SUPPLIED INFORMATION:
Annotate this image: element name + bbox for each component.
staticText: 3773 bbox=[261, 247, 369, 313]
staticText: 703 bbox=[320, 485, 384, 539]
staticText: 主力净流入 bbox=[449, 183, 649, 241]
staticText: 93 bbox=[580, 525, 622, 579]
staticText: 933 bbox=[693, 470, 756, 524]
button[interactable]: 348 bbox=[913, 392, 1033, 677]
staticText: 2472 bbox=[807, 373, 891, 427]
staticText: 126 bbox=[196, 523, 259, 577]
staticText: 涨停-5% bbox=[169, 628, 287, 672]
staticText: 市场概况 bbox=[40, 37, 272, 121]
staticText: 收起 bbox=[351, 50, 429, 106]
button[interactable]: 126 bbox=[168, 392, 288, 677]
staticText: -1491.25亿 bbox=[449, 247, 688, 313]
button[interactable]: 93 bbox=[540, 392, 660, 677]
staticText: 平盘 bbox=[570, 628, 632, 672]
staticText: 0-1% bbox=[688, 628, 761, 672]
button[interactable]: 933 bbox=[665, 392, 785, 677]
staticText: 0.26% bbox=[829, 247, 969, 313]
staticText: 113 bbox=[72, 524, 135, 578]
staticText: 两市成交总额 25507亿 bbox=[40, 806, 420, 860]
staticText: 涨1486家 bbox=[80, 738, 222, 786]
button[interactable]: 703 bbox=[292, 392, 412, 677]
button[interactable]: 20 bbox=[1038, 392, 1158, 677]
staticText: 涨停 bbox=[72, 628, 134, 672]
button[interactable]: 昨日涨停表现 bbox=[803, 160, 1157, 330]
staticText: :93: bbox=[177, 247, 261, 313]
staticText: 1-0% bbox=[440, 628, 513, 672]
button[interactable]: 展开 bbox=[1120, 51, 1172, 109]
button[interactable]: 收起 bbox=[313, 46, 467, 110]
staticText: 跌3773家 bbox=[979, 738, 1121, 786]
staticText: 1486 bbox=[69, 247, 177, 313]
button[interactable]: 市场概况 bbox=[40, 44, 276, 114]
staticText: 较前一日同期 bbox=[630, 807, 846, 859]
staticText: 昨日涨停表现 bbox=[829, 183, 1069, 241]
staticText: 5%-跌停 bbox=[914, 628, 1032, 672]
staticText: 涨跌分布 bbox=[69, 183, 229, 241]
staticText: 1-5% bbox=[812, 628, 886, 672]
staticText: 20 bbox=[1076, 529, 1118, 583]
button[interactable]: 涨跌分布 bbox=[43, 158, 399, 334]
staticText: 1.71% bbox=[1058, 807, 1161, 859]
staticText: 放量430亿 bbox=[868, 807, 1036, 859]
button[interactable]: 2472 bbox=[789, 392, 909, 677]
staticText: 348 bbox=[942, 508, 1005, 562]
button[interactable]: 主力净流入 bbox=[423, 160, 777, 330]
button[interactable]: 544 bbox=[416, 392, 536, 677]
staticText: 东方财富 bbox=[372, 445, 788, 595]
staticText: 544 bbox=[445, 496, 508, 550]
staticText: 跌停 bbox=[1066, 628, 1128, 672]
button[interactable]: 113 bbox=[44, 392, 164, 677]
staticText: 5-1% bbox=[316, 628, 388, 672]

GOAL: Can you copy out the data word for word, starting with its very first line and going on through the line with "staticText: 126 bbox=[196, 523, 259, 577]", both ends included?

EXPECTED ANSWER:
Annotate this image: element name + bbox for each component.
staticText: 3773 bbox=[261, 247, 369, 313]
staticText: 703 bbox=[320, 485, 384, 539]
staticText: 主力净流入 bbox=[449, 183, 649, 241]
staticText: 93 bbox=[580, 525, 622, 579]
staticText: 933 bbox=[693, 470, 756, 524]
button[interactable]: 348 bbox=[913, 392, 1033, 677]
staticText: 2472 bbox=[807, 373, 891, 427]
staticText: 126 bbox=[196, 523, 259, 577]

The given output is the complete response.